[Data records]
** BEGIN **

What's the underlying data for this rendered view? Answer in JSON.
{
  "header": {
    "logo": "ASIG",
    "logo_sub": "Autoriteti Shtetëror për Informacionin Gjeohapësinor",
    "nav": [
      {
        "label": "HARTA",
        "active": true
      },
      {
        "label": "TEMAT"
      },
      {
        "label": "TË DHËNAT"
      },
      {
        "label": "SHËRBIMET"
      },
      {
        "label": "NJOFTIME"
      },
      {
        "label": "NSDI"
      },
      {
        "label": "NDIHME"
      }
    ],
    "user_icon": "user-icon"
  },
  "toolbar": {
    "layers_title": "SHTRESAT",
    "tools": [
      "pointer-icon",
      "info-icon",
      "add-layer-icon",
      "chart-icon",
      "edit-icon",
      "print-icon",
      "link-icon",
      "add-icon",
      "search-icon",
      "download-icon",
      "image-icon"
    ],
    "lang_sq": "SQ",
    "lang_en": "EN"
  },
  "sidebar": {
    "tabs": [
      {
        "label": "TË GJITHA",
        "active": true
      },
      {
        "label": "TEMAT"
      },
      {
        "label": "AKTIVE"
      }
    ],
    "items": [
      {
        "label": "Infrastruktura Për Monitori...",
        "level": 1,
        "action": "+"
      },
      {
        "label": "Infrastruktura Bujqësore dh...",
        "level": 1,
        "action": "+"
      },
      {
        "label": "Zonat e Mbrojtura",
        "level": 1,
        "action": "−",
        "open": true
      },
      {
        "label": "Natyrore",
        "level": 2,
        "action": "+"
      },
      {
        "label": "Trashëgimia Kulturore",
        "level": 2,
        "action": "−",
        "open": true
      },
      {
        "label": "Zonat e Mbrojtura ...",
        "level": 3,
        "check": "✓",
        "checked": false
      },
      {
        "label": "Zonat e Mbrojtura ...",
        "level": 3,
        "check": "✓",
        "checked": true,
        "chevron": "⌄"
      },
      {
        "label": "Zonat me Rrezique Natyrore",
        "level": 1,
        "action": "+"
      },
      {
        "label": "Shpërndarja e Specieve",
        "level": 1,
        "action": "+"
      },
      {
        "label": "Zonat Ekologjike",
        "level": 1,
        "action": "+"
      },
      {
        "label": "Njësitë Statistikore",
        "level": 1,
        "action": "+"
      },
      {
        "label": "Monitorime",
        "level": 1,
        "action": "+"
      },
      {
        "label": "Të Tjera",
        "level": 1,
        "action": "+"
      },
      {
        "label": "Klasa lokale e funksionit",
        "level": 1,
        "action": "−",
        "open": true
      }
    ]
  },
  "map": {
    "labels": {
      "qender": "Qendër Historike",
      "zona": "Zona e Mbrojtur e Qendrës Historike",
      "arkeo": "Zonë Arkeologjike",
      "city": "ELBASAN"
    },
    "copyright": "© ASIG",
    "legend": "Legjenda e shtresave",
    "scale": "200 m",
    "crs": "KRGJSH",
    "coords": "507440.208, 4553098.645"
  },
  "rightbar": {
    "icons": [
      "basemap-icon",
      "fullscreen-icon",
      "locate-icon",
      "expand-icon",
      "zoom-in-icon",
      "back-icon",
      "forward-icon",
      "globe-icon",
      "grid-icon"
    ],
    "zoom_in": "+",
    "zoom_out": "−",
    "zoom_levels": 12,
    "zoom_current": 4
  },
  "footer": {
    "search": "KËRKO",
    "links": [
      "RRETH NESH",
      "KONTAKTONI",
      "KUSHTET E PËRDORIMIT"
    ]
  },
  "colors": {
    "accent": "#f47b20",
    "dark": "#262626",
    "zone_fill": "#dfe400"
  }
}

** END **
** BEGIN **

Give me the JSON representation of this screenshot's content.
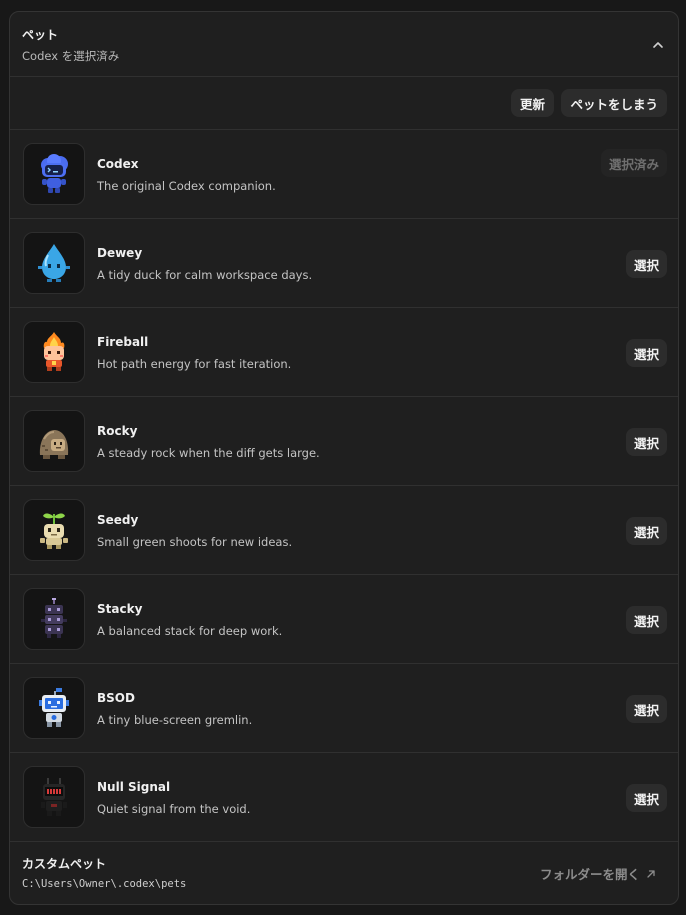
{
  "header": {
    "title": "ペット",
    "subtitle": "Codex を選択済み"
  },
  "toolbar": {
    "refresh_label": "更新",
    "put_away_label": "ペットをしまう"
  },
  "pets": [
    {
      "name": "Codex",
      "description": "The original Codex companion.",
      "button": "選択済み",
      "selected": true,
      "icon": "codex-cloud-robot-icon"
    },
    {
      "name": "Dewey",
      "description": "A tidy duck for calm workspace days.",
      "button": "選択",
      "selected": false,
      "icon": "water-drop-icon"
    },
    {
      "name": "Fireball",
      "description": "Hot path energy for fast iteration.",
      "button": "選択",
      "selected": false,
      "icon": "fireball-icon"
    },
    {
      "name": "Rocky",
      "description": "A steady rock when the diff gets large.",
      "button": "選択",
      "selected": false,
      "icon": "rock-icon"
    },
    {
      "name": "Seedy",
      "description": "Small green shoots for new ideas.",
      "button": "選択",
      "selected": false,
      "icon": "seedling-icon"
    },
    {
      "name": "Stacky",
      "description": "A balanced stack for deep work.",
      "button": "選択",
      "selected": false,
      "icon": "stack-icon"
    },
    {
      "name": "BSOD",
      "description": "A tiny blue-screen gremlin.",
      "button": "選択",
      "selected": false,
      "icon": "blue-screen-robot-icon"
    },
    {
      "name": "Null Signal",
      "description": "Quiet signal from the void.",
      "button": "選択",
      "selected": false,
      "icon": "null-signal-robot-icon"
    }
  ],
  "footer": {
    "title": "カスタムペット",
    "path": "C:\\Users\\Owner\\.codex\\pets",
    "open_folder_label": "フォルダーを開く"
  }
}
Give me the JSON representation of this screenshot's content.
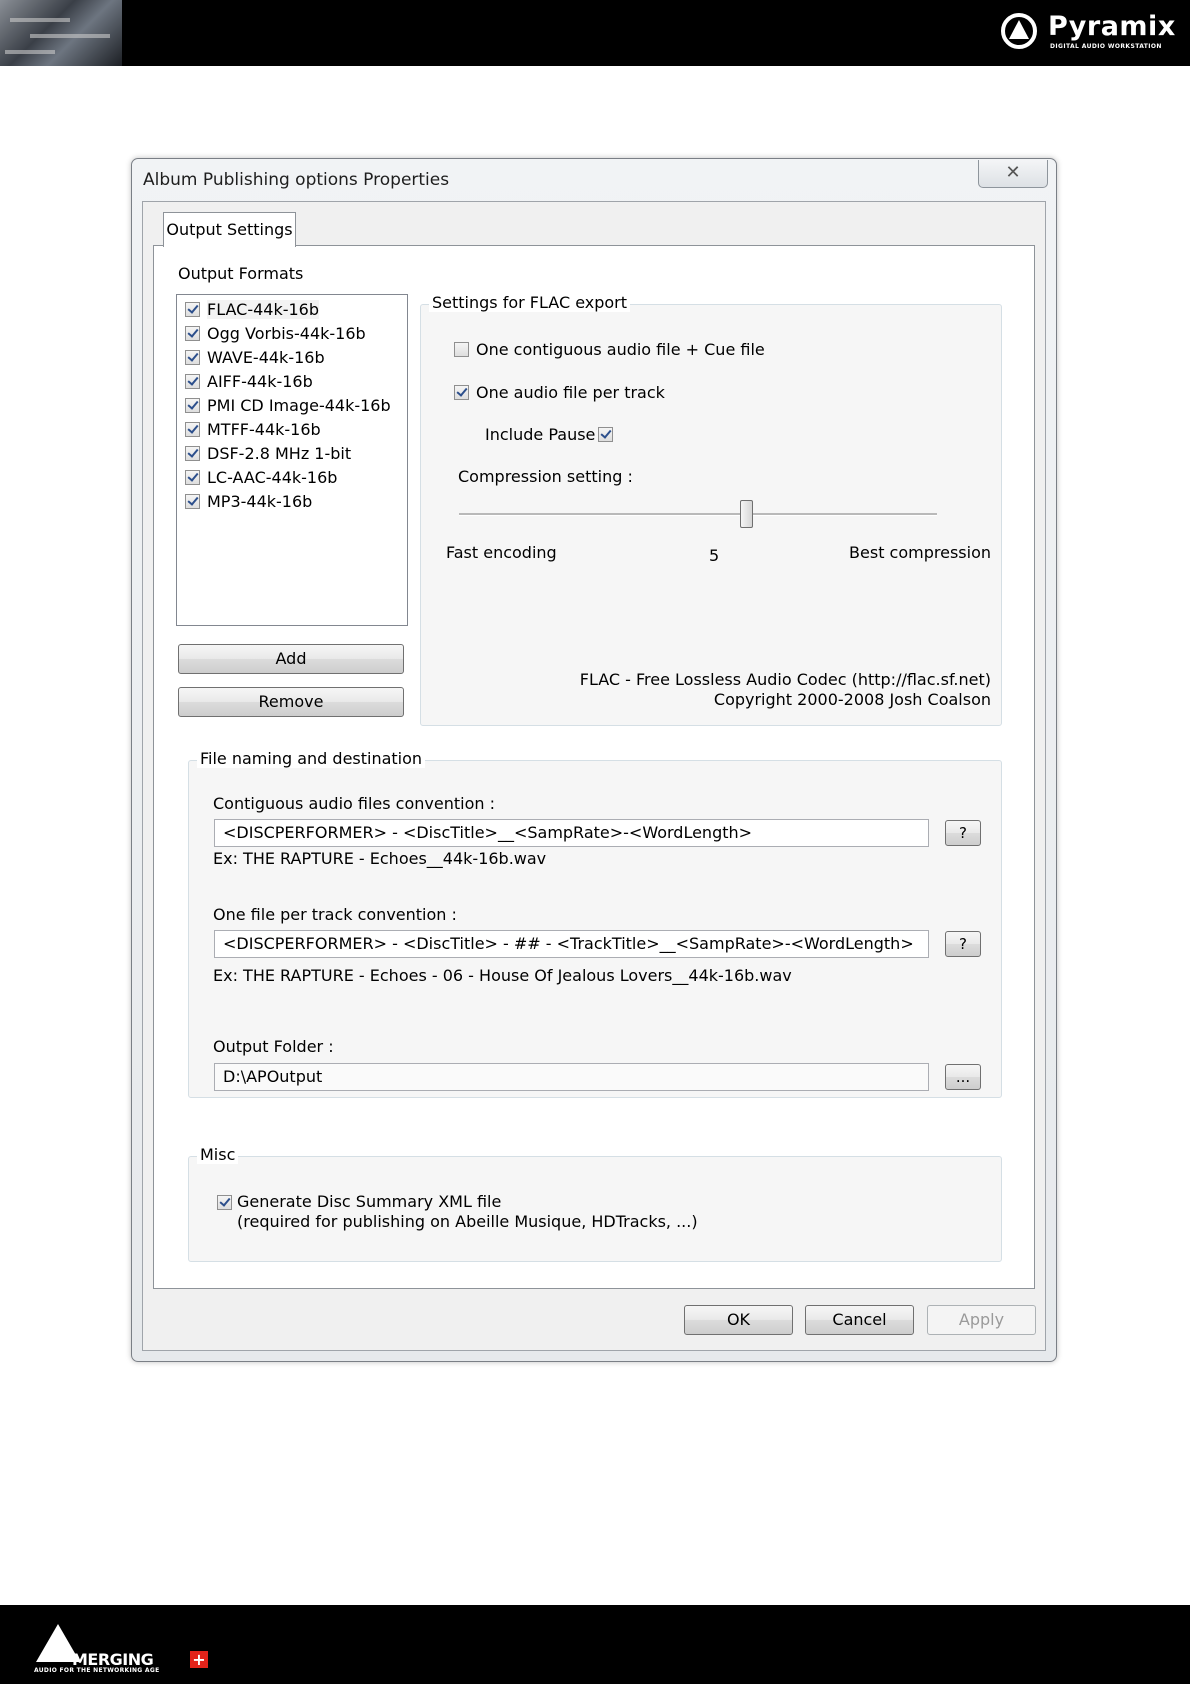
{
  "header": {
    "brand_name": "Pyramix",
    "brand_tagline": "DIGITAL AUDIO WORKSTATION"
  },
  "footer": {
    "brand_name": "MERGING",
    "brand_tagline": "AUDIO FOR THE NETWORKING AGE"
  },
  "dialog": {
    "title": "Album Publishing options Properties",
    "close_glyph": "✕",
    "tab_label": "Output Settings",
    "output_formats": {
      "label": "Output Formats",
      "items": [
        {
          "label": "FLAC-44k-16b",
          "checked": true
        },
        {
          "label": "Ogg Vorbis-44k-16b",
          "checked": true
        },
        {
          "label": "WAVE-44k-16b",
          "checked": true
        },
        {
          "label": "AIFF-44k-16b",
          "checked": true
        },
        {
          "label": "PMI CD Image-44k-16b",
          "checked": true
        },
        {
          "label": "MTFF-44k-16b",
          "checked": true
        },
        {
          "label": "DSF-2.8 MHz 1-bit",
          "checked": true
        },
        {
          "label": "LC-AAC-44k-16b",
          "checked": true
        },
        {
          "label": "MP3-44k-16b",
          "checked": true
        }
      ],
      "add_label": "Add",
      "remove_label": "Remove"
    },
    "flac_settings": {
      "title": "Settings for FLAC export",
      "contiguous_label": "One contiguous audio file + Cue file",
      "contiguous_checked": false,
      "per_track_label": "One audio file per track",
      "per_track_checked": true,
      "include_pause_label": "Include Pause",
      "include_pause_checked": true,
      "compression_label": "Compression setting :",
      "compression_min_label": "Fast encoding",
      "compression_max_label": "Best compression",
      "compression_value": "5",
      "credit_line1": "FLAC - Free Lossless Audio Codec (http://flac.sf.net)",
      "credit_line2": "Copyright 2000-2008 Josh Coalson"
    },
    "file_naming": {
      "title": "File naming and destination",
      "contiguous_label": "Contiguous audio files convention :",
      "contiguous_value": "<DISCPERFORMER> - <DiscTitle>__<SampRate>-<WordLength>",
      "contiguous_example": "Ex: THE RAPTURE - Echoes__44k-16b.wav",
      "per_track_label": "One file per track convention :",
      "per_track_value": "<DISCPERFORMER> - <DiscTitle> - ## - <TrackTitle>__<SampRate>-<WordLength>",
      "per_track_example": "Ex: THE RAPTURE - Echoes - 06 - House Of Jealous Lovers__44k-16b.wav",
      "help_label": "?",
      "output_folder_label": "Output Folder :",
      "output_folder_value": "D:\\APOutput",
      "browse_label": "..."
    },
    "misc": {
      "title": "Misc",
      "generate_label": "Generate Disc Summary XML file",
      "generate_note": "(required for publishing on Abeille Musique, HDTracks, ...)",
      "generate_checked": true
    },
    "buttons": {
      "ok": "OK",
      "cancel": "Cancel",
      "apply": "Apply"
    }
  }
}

** END **

### Required task
Filter the records above for lines containing the word "Zonat", and copy those lines.

### Correct output
        "label": "Zonat e Mbrojtura",
        "label": "Zonat e Mbrojtura ...",
        "label": "Zonat e Mbrojtura ...",
        "label": "Zonat me Rrezique Natyrore",
        "label": "Zonat Ekologjike",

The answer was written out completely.